[start of Recorded data]

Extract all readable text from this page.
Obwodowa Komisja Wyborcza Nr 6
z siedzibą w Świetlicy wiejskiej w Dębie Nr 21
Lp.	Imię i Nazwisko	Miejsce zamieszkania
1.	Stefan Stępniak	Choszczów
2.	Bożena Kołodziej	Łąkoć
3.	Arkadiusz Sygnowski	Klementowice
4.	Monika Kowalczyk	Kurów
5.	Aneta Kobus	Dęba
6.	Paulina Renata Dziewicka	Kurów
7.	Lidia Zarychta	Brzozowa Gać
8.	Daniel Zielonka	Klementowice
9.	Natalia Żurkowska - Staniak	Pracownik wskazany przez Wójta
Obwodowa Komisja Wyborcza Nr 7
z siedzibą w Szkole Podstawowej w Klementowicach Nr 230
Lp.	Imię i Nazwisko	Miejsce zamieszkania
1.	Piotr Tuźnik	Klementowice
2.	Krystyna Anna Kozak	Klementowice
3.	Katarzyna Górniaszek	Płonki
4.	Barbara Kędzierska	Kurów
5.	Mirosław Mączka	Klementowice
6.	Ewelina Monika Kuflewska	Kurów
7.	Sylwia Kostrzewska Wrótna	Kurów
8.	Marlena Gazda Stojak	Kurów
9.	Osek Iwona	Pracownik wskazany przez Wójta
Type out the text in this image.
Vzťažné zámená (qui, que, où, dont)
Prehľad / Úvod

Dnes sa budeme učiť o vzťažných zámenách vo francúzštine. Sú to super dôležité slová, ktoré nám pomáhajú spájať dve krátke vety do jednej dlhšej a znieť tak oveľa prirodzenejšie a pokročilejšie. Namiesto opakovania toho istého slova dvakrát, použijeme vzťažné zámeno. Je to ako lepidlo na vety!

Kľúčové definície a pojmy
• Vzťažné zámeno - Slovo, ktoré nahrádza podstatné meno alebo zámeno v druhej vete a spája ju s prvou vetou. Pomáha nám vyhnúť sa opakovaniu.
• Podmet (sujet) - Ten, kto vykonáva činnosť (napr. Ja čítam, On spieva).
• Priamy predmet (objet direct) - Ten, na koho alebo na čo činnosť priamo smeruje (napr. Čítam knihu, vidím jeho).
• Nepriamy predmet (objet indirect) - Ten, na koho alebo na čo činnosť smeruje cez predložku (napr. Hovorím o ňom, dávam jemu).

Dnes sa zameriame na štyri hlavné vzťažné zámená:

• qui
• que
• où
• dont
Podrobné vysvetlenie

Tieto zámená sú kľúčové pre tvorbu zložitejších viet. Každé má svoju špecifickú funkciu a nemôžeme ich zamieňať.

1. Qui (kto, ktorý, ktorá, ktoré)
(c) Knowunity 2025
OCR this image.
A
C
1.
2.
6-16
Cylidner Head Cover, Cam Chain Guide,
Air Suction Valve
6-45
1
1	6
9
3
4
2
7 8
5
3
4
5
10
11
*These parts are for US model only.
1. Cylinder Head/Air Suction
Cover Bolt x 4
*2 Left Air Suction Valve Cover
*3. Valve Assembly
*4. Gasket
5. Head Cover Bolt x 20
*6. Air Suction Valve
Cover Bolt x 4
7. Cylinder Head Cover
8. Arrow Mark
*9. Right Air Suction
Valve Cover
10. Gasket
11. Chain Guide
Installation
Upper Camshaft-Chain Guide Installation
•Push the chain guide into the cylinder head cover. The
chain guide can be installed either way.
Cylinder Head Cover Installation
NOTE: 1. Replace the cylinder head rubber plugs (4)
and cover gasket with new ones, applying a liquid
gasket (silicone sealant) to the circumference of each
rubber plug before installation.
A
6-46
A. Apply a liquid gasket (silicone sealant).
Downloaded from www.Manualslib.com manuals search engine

[end of Recorded data]

### Description of the task
Exactly reproduce the lines beginning with the one that contains "OCR this image." and ending with the last line of the material, both included. Leave out everything else.

### Finished exercise
OCR this image.
A
C
1.
2.
6-16
Cylidner Head Cover, Cam Chain Guide,
Air Suction Valve
6-45
1
1	6
9
3
4
2
7 8
5
3
4
5
10
11
*These parts are for US model only.
1. Cylinder Head/Air Suction
Cover Bolt x 4
*2 Left Air Suction Valve Cover
*3. Valve Assembly
*4. Gasket
5. Head Cover Bolt x 20
*6. Air Suction Valve
Cover Bolt x 4
7. Cylinder Head Cover
8. Arrow Mark
*9. Right Air Suction
Valve Cover
10. Gasket
11. Chain Guide
Installation
Upper Camshaft-Chain Guide Installation
•Push the chain guide into the cylinder head cover. The
chain guide can be installed either way.
Cylinder Head Cover Installation
NOTE: 1. Replace the cylinder head rubber plugs (4)
and cover gasket with new ones, applying a liquid
gasket (silicone sealant) to the circumference of each
rubber plug before installation.
A
6-46
A. Apply a liquid gasket (silicone sealant).
Downloaded from www.Manualslib.com manuals search engine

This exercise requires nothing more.